> [Exercise 1]: In the entries, lay out the lines from the line with "269, 43, 287]" to the line with "91, 42, 111]", both included, as a JSON list of strings with one string per line and no blank lines.

> [Text]:
┏━━

To replace the default solver, you'll need to create a SolverBuilder.  
We will replace the default Adam solver (the default solver of DDPG algorithm) with RMSprop in this example.

In [None]:
class MySolverBuilder(SolverBuilder):
    def build_solver(self,  # type: ignore[override]
                     env_info: EnvironmentInfo,
                     algorithm_config: A.DDPGConfig,
                     **kwargs) -> nn.solver.Solver:
        return NS.RMSprop(lr=algorithm_config.learning_rate)  # configuration depends on the algorithm to use

## Setup the DDPG algorithm

We are almost ready to start the training. Finally, let's set up the DDPG algorithm.  
Here, we provide the SolverBuilder that we just implemented to replace the default solver. 

In [None]:
config = A.DDPGConfig(start_timesteps=200)

In [None]:
ddpg = A.DDPG(
    env_or_env_info=env,
    config=config,
    critic_solver_builder=MySolverBuilder(),
    actor_solver_builder=MySolverBuilder()
)

## Preparation of Hook (optional)

We append RenderHook to visually check the training status. This step is optional.

In [None]:
render_hook = RenderHook(env=env)

In [None]:
ddpg.set_hooks([render_hook])

## Run the training

The training takes time (10-20 min).  
After 10-20 min, you will see the agent swinging up the pendulum.

In [None]:
ddpg.train(env, total_iterations=50000)

┗━━

> [Records for this task]:

┏━━

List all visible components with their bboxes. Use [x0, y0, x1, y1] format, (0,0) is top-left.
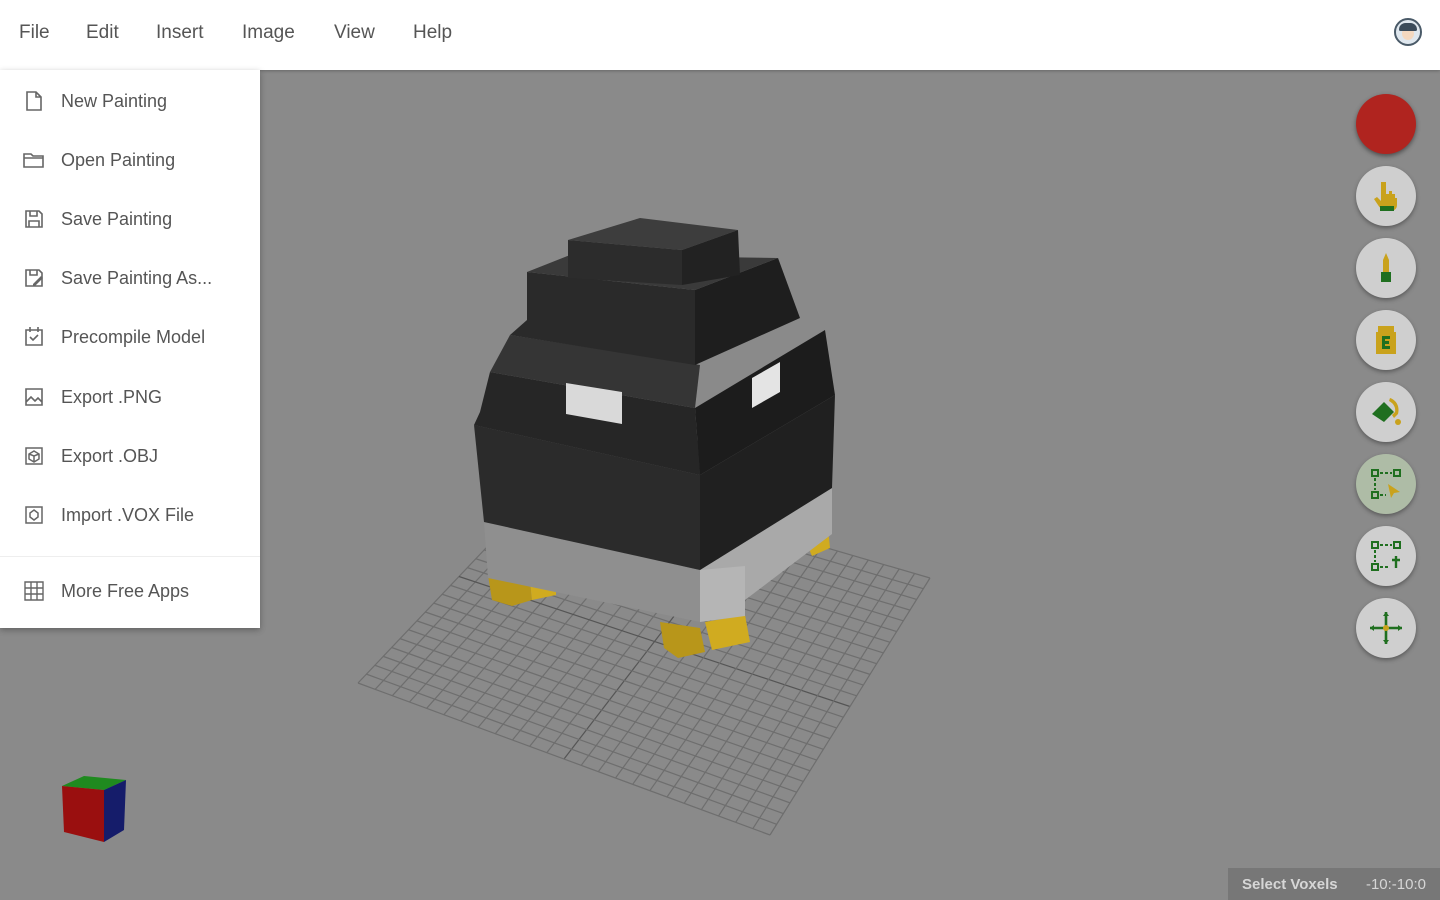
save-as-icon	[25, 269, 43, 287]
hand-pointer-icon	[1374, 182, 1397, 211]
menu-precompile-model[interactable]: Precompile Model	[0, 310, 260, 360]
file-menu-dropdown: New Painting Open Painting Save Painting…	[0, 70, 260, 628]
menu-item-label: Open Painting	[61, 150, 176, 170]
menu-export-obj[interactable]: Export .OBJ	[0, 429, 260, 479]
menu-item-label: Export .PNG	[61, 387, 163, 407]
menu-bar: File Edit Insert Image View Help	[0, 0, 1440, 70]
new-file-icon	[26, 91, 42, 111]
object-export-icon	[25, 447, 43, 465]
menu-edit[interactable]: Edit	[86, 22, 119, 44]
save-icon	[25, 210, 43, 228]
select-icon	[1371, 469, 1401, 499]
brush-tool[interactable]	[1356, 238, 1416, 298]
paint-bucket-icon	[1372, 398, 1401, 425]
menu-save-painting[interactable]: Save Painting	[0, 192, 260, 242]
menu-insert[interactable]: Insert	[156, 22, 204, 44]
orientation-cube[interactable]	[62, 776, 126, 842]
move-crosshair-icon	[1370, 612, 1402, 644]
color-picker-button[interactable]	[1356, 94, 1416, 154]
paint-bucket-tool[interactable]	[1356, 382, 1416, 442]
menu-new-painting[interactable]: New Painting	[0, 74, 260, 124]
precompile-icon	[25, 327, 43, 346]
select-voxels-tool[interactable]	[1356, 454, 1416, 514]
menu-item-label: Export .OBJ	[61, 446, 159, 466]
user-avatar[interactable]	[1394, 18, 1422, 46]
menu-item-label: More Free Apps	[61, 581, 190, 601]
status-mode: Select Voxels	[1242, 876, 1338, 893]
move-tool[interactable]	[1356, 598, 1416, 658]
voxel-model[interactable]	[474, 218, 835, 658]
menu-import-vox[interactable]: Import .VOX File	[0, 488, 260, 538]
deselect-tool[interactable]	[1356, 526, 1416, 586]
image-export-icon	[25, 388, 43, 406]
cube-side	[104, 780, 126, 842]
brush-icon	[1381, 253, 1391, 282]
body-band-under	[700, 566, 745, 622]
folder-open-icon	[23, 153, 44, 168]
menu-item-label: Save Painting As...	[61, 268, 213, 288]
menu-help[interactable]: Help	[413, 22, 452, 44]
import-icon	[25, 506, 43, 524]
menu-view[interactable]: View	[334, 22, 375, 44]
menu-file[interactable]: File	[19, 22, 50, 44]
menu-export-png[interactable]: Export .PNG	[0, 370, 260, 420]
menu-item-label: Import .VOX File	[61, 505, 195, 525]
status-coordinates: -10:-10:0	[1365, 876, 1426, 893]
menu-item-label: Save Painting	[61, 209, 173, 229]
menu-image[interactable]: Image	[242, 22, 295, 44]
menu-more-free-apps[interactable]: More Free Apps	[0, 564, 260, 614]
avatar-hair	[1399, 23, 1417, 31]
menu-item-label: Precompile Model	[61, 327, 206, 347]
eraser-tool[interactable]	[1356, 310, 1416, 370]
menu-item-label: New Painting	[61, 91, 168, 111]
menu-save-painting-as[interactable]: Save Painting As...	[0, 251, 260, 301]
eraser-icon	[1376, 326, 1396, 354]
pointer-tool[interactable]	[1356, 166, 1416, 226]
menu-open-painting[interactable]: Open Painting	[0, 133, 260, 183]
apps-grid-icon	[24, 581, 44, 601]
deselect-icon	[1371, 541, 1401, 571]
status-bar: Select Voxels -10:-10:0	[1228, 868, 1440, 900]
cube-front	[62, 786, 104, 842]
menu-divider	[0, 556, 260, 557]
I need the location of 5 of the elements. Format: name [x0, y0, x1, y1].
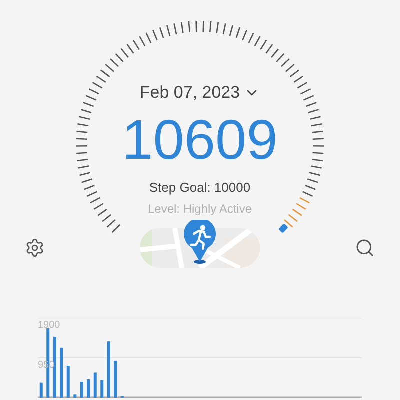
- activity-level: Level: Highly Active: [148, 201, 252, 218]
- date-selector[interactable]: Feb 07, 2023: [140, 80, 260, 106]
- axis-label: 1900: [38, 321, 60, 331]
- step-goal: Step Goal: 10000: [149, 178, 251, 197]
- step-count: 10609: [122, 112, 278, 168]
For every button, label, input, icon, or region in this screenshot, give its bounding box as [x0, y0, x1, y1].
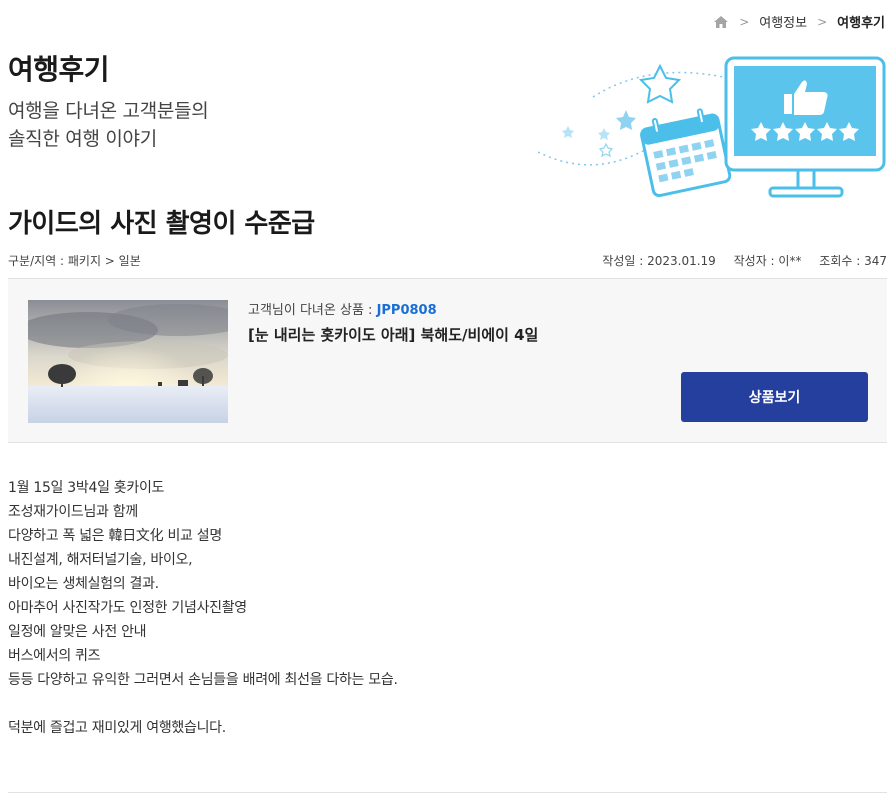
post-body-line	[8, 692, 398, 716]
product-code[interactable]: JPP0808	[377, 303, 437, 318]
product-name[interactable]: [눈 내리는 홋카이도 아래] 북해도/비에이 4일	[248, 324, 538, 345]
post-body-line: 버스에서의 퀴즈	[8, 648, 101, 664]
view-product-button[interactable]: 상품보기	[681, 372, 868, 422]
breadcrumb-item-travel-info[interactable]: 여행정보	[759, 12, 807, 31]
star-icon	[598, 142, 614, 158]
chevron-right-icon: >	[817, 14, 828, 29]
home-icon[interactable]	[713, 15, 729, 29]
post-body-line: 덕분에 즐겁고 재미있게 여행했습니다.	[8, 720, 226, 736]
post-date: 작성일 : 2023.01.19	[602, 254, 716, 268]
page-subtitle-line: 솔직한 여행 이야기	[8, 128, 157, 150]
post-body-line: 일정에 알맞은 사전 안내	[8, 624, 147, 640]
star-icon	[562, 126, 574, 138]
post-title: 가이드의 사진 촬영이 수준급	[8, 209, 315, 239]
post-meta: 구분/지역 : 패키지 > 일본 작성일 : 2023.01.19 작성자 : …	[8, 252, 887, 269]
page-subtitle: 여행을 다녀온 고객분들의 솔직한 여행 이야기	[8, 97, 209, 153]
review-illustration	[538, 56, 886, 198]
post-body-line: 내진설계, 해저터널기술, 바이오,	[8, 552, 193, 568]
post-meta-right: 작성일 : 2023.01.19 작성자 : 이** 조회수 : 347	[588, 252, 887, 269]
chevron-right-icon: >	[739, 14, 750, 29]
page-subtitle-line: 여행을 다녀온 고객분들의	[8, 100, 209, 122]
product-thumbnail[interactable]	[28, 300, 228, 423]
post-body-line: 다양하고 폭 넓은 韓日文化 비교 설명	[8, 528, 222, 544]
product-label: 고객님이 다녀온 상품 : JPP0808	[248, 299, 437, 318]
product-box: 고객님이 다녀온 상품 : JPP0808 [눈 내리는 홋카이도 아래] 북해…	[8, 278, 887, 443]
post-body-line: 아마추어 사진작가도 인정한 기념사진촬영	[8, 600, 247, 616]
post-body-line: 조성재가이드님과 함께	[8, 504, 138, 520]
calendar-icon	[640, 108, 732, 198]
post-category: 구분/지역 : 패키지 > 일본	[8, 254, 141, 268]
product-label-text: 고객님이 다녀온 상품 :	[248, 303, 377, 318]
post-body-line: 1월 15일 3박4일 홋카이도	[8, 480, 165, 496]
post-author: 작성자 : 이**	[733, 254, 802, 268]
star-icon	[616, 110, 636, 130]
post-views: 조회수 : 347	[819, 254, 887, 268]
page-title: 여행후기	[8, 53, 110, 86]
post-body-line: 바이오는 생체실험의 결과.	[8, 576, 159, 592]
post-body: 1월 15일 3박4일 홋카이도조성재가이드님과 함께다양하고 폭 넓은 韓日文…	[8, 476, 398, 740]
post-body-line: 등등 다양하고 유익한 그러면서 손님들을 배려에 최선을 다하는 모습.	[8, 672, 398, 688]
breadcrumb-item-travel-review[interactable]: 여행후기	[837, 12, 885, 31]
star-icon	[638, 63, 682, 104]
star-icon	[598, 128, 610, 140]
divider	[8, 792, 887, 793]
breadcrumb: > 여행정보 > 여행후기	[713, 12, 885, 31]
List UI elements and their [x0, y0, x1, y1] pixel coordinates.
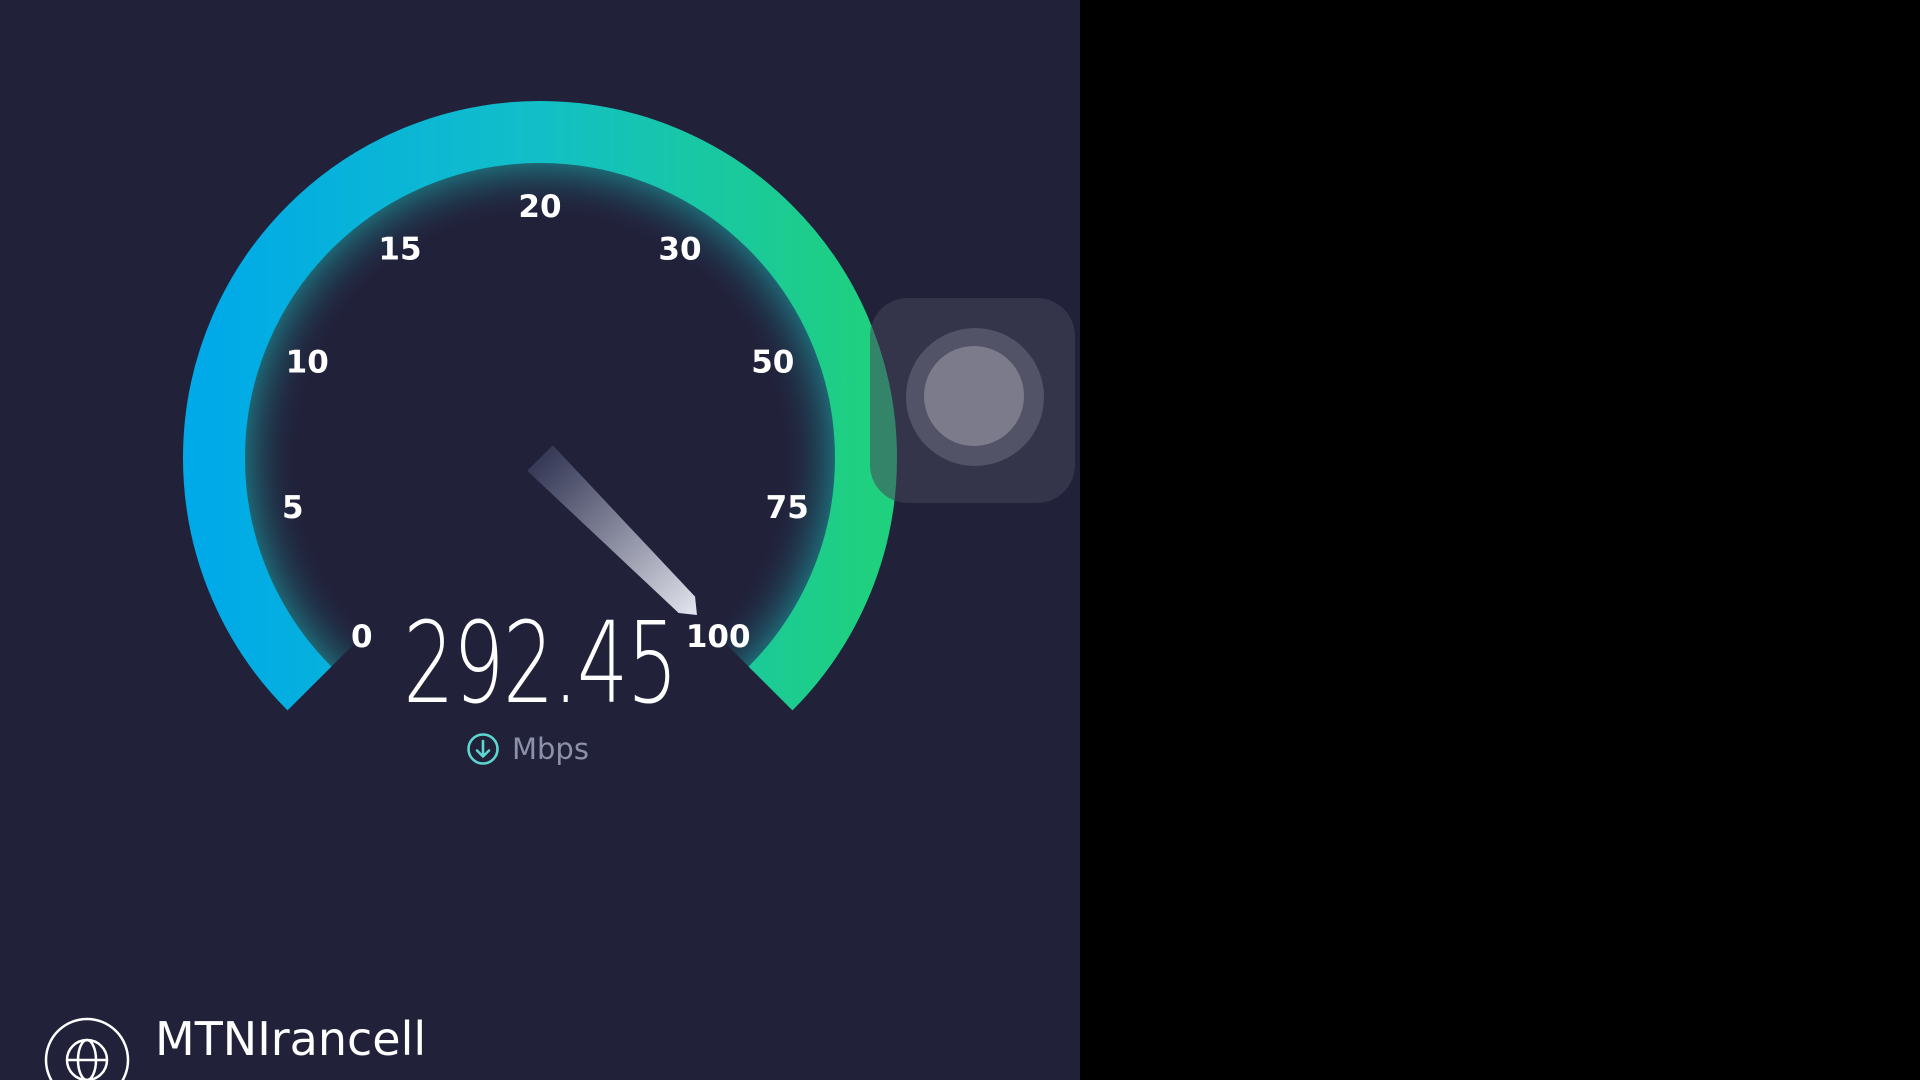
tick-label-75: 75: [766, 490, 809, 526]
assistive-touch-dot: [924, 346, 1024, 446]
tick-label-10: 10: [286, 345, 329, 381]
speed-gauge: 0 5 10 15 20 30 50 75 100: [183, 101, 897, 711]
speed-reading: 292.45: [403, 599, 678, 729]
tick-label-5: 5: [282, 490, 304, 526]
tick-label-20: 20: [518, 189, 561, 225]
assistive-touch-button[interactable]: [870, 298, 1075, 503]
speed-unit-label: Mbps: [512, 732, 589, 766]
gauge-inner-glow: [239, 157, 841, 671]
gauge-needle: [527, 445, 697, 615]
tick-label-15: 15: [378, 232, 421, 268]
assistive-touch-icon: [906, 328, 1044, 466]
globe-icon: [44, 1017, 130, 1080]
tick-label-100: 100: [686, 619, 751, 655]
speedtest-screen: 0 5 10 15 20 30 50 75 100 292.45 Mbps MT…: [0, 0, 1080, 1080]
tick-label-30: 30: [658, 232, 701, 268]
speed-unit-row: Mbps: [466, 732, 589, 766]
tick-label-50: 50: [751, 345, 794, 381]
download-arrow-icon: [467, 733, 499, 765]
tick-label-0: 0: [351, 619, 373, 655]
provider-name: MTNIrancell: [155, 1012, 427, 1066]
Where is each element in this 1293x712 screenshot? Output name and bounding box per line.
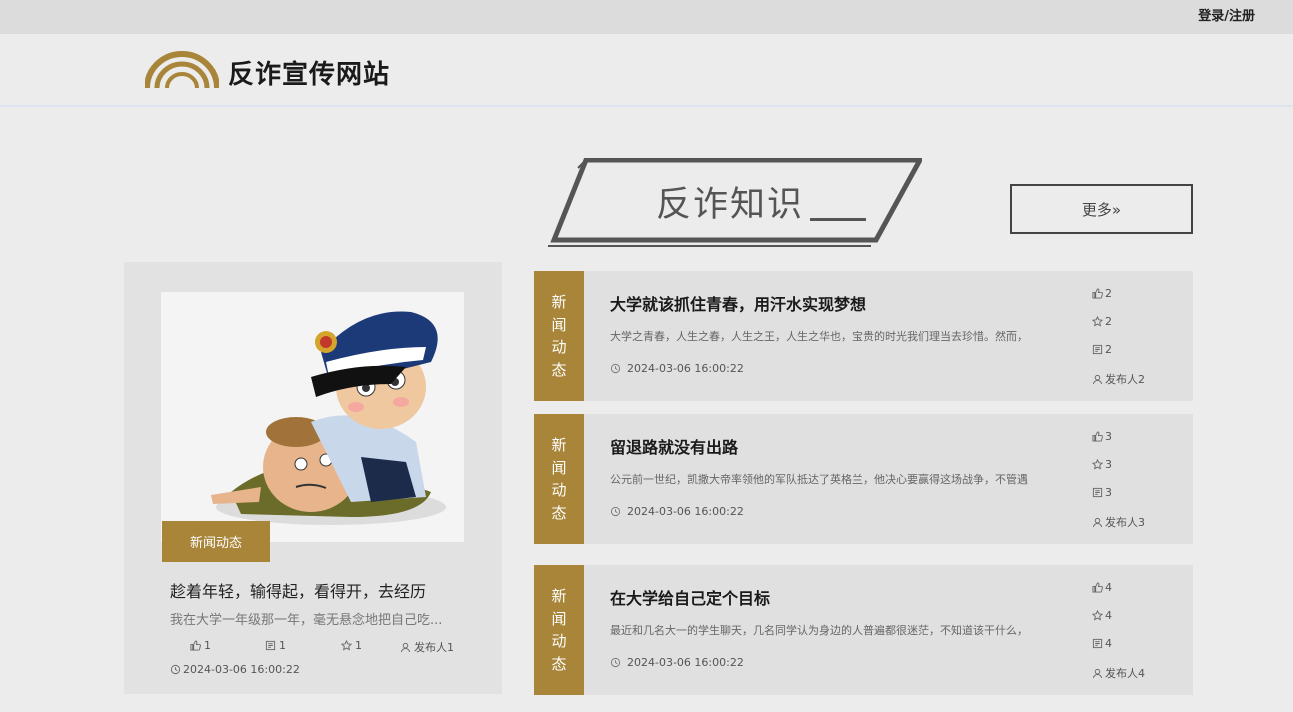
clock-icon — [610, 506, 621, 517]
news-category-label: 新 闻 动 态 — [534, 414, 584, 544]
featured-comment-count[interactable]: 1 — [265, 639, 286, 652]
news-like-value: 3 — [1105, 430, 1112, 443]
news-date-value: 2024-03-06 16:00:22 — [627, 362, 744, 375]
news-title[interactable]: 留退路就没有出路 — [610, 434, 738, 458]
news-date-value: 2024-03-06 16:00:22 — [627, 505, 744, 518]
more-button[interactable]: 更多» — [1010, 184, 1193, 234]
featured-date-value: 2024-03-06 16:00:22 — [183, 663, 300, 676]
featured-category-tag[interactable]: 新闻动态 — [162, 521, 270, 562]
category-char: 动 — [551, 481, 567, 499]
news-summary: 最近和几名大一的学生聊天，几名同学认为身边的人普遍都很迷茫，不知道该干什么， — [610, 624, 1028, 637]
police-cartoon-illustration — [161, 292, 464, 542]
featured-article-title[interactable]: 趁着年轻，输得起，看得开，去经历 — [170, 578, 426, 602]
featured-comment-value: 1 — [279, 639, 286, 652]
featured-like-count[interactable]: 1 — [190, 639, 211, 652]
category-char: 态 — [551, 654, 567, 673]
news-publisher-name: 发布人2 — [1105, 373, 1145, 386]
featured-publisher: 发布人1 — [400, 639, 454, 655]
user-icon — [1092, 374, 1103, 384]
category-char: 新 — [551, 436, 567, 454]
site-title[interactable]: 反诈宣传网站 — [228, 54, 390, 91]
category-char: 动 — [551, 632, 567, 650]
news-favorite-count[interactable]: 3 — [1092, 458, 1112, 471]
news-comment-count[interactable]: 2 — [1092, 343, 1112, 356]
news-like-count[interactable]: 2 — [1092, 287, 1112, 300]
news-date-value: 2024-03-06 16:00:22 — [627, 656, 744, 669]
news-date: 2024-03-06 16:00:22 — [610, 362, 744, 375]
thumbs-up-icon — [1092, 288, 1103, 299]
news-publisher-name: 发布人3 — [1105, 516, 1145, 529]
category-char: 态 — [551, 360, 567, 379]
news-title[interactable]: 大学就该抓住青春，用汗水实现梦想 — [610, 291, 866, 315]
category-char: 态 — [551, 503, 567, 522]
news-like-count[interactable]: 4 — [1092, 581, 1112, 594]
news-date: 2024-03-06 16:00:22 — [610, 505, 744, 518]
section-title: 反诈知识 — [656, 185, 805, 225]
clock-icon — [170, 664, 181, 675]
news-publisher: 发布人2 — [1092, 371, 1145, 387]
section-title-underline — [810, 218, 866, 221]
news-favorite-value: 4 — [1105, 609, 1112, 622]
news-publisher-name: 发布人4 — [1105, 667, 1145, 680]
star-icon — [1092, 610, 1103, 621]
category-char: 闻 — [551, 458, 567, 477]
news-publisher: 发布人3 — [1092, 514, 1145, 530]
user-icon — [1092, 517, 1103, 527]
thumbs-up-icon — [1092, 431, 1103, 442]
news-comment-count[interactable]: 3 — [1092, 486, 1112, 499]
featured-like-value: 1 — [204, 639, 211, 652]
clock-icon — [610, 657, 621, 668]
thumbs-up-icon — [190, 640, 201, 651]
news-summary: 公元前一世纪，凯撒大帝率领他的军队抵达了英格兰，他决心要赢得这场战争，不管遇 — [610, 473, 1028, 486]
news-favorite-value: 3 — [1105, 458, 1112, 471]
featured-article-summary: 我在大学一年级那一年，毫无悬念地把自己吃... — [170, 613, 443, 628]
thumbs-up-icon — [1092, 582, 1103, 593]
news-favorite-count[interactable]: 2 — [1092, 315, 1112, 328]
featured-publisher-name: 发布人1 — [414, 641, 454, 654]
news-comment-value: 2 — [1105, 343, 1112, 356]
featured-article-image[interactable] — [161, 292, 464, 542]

┗━━

> [Exercise 2]: In the DDPG text, which solver replaces the default Adam solver?

> [Exercise solution 1]:
[
  "save-as-icon\t[25, 269, 43, 287]",
  "hand-pointer-icon\t[1374, 182, 1397, 211]",
  "menu-precompile-model[interactable]: Precompile Model\t[0, 310, 260, 360]",
  "file-menu-dropdown: New Painting Open Painting Save Painting…\t[0, 70, 260, 628]",
  "menu-item-label: Open Painting\t[61, 150, 176, 170]",
  "menu-export-obj[interactable]: Export .OBJ\t[0, 429, 260, 479]",
  "menu-item-label: Export .PNG\t[61, 387, 163, 407]",
  "menu-bar: File Edit Insert Image View Help\t[0, 0, 1440, 70]",
  "new-file-icon\t[26, 91, 42, 111]"
]

> [Exercise solution 2]: RMSprop